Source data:
# # # #
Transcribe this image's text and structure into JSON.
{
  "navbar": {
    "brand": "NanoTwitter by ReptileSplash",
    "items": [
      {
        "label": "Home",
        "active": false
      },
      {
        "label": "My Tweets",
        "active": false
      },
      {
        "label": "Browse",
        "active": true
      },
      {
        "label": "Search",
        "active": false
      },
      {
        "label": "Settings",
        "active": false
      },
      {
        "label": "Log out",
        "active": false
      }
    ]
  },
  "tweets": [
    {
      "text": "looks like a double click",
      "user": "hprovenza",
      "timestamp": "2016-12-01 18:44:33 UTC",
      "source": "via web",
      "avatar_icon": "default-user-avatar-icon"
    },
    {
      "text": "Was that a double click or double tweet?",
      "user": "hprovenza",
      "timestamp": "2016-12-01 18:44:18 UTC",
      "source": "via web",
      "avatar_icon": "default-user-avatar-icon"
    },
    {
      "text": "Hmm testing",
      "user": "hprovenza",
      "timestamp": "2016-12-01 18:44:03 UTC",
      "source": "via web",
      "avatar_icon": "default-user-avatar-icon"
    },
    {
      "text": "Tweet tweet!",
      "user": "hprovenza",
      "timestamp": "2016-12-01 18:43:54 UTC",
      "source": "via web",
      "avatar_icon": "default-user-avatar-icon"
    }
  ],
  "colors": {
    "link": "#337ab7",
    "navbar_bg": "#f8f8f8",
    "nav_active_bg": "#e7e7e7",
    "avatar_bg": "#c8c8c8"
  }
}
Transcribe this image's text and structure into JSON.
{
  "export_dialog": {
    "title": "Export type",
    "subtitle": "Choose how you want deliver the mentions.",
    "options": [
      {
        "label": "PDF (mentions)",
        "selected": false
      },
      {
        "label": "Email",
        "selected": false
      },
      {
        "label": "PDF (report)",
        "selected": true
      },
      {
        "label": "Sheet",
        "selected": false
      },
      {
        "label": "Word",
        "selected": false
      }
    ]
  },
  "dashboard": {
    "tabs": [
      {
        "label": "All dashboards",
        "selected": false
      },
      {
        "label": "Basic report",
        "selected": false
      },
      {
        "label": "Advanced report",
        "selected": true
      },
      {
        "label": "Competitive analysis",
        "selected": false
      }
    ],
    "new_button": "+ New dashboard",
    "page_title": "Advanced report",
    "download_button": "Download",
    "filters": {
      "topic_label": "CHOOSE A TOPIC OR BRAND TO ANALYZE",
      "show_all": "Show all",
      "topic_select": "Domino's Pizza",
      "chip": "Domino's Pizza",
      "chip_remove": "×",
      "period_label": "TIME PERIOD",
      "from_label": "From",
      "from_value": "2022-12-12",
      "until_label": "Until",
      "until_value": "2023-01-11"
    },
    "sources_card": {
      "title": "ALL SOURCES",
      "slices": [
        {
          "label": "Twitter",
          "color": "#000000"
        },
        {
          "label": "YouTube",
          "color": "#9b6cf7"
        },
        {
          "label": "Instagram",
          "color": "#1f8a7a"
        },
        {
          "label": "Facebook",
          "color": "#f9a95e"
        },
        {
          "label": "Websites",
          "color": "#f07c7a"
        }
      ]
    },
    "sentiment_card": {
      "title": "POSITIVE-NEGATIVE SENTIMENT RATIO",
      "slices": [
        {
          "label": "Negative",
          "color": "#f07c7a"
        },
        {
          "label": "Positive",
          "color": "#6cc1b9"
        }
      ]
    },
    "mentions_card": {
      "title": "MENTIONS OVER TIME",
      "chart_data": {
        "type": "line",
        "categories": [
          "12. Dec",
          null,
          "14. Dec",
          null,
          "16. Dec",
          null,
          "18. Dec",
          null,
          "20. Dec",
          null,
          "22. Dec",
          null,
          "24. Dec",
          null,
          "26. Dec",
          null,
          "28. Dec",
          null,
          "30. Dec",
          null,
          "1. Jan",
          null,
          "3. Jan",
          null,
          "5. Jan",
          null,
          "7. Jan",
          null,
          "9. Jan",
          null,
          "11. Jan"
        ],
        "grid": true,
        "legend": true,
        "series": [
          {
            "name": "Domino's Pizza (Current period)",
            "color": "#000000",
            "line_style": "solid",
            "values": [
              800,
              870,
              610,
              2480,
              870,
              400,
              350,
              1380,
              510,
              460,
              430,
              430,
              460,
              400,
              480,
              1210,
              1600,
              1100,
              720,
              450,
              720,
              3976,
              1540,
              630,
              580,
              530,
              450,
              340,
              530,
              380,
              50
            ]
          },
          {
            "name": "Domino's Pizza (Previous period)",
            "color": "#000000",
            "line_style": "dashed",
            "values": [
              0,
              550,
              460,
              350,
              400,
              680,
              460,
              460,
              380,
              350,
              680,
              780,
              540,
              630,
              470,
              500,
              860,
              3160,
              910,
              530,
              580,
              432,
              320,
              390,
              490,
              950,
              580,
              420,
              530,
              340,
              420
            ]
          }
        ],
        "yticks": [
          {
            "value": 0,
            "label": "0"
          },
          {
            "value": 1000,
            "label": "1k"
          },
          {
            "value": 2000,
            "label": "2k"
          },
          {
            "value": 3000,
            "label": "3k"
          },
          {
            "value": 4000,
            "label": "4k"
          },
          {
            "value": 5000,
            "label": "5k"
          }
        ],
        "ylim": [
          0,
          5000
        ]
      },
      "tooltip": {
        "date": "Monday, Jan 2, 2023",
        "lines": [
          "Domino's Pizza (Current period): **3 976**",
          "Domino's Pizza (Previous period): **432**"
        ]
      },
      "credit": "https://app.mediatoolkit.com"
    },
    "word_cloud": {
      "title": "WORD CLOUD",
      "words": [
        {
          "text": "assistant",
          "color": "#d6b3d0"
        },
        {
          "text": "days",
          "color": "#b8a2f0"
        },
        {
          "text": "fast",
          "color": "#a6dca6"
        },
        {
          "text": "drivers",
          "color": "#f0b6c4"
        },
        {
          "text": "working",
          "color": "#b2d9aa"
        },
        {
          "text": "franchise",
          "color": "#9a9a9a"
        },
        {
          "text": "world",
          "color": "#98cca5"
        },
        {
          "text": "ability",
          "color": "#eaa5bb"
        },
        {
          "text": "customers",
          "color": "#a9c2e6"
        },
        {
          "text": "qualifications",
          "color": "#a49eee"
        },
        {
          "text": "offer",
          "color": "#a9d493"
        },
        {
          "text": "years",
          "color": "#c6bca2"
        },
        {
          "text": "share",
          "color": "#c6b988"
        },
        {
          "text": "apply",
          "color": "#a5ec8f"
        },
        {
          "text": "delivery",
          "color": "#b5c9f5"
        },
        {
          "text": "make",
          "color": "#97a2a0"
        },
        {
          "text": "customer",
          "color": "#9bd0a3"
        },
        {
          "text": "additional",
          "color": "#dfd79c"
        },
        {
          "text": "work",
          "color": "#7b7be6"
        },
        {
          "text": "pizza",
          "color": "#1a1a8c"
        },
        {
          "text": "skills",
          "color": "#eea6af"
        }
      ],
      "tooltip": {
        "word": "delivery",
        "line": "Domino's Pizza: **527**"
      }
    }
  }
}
# # # #
§ Task to carry out: Print back all the lines verbatim.

§ Response to this task:
Transcribe this image's text and structure into JSON.
{
  "navbar": {
    "brand": "NanoTwitter by ReptileSplash",
    "items": [
      {
        "label": "Home",
        "active": false
      },
      {
        "label": "My Tweets",
        "active": false
      },
      {
        "label": "Browse",
        "active": true
      },
      {
        "label": "Search",
        "active": false
      },
      {
        "label": "Settings",
        "active": false
      },
      {
        "label": "Log out",
        "active": false
      }
    ]
  },
  "tweets": [
    {
      "text": "looks like a double click",
      "user": "hprovenza",
      "timestamp": "2016-12-01 18:44:33 UTC",
      "source": "via web",
      "avatar_icon": "default-user-avatar-icon"
    },
    {
      "text": "Was that a double click or double tweet?",
      "user": "hprovenza",
      "timestamp": "2016-12-01 18:44:18 UTC",
      "source": "via web",
      "avatar_icon": "default-user-avatar-icon"
    },
    {
      "text": "Hmm testing",
      "user": "hprovenza",
      "timestamp": "2016-12-01 18:44:03 UTC",
      "source": "via web",
      "avatar_icon": "default-user-avatar-icon"
    },
    {
      "text": "Tweet tweet!",
      "user": "hprovenza",
      "timestamp": "2016-12-01 18:43:54 UTC",
      "source": "via web",
      "avatar_icon": "default-user-avatar-icon"
    }
  ],
  "colors": {
    "link": "#337ab7",
    "navbar_bg": "#f8f8f8",
    "nav_active_bg": "#e7e7e7",
    "avatar_bg": "#c8c8c8"
  }
}
Transcribe this image's text and structure into JSON.
{
  "export_dialog": {
    "title": "Export type",
    "subtitle": "Choose how you want deliver the mentions.",
    "options": [
      {
        "label": "PDF (mentions)",
        "selected": false
      },
      {
        "label": "Email",
        "selected": false
      },
      {
        "label": "PDF (report)",
        "selected": true
      },
      {
        "label": "Sheet",
        "selected": false
      },
      {
        "label": "Word",
        "selected": false
      }
    ]
  },
  "dashboard": {
    "tabs": [
      {
        "label": "All dashboards",
        "selected": false
      },
      {
        "label": "Basic report",
        "selected": false
      },
      {
        "label": "Advanced report",
        "selected": true
      },
      {
        "label": "Competitive analysis",
        "selected": false
      }
    ],
    "new_button": "+ New dashboard",
    "page_title": "Advanced report",
    "download_button": "Download",
    "filters": {
      "topic_label": "CHOOSE A TOPIC OR BRAND TO ANALYZE",
      "show_all": "Show all",
      "topic_select": "Domino's Pizza",
      "chip": "Domino's Pizza",
      "chip_remove": "×",
      "period_label": "TIME PERIOD",
      "from_label": "From",
      "from_value": "2022-12-12",
      "until_label": "Until",
      "until_value": "2023-01-11"
    },
    "sources_card": {
      "title": "ALL SOURCES",
      "slices": [
        {
          "label": "Twitter",
          "color": "#000000"
        },
        {
          "label": "YouTube",
          "color": "#9b6cf7"
        },
        {
          "label": "Instagram",
          "color": "#1f8a7a"
        },
        {
          "label": "Facebook",
          "color": "#f9a95e"
        },
        {
          "label": "Websites",
          "color": "#f07c7a"
        }
      ]
    },
    "sentiment_card": {
      "title": "POSITIVE-NEGATIVE SENTIMENT RATIO",
      "slices": [
        {
          "label": "Negative",
          "color": "#f07c7a"
        },
        {
          "label": "Positive",
          "color": "#6cc1b9"
        }
      ]
    },
    "mentions_card": {
      "title": "MENTIONS OVER TIME",
      "chart_data": {
        "type": "line",
        "categories": [
          "12. Dec",
          null,
          "14. Dec",
          null,
          "16. Dec",
          null,
          "18. Dec",
          null,
          "20. Dec",
          null,
          "22. Dec",
          null,
          "24. Dec",
          null,
          "26. Dec",
          null,
          "28. Dec",
          null,
          "30. Dec",
          null,
          "1. Jan",
          null,
          "3. Jan",
          null,
          "5. Jan",
          null,
          "7. Jan",
          null,
          "9. Jan",
          null,
          "11. Jan"
        ],
        "grid": true,
        "legend": true,
        "series": [
          {
            "name": "Domino's Pizza (Current period)",
            "color": "#000000",
            "line_style": "solid",
            "values": [
              800,
              870,
              610,
              2480,
              870,
              400,
              350,
              1380,
              510,
              460,
              430,
              430,
              460,
              400,
              480,
              1210,
              1600,
              1100,
              720,
              450,
              720,
              3976,
              1540,
              630,
              580,
              530,
              450,
              340,
              530,
              380,
              50
            ]
          },
          {
            "name": "Domino's Pizza (Previous period)",
            "color": "#000000",
            "line_style": "dashed",
            "values": [
              0,
              550,
              460,
              350,
              400,
              680,
              460,
              460,
              380,
              350,
              680,
              780,
              540,
              630,
              470,
              500,
              860,
              3160,
              910,
              530,
              580,
              432,
              320,
              390,
              490,
              950,
              580,
              420,
              530,
              340,
              420
            ]
          }
        ],
        "yticks": [
          {
            "value": 0,
            "label": "0"
          },
          {
            "value": 1000,
            "label": "1k"
          },
          {
            "value": 2000,
            "label": "2k"
          },
          {
            "value": 3000,
            "label": "3k"
          },
          {
            "value": 4000,
            "label": "4k"
          },
          {
            "value": 5000,
            "label": "5k"
          }
        ],
        "ylim": [
          0,
          5000
        ]
      },
      "tooltip": {
        "date": "Monday, Jan 2, 2023",
        "lines": [
          "Domino's Pizza (Current period): **3 976**",
          "Domino's Pizza (Previous period): **432**"
        ]
      },
      "credit": "https://app.mediatoolkit.com"
    },
    "word_cloud": {
      "title": "WORD CLOUD",
      "words": [
        {
          "text": "assistant",
          "color": "#d6b3d0"
        },
        {
          "text": "days",
          "color": "#b8a2f0"
        },
        {
          "text": "fast",
          "color": "#a6dca6"
        },
        {
          "text": "drivers",
          "color": "#f0b6c4"
        },
        {
          "text": "working",
          "color": "#b2d9aa"
        },
        {
          "text": "franchise",
          "color": "#9a9a9a"
        },
        {
          "text": "world",
          "color": "#98cca5"
        },
        {
          "text": "ability",
          "color": "#eaa5bb"
        },
        {
          "text": "customers",
          "color": "#a9c2e6"
        },
        {
          "text": "qualifications",
          "color": "#a49eee"
        },
        {
          "text": "offer",
          "color": "#a9d493"
        },
        {
          "text": "years",
          "color": "#c6bca2"
        },
        {
          "text": "share",
          "color": "#c6b988"
        },
        {
          "text": "apply",
          "color": "#a5ec8f"
        },
        {
          "text": "delivery",
          "color": "#b5c9f5"
        },
        {
          "text": "make",
          "color": "#97a2a0"
        },
        {
          "text": "customer",
          "color": "#9bd0a3"
        },
        {
          "text": "additional",
          "color": "#dfd79c"
        },
        {
          "text": "work",
          "color": "#7b7be6"
        },
        {
          "text": "pizza",
          "color": "#1a1a8c"
        },
        {
          "text": "skills",
          "color": "#eea6af"
        }
      ],
      "tooltip": {
        "word": "delivery",
        "line": "Domino's Pizza: **527**"
      }
    }
  }
}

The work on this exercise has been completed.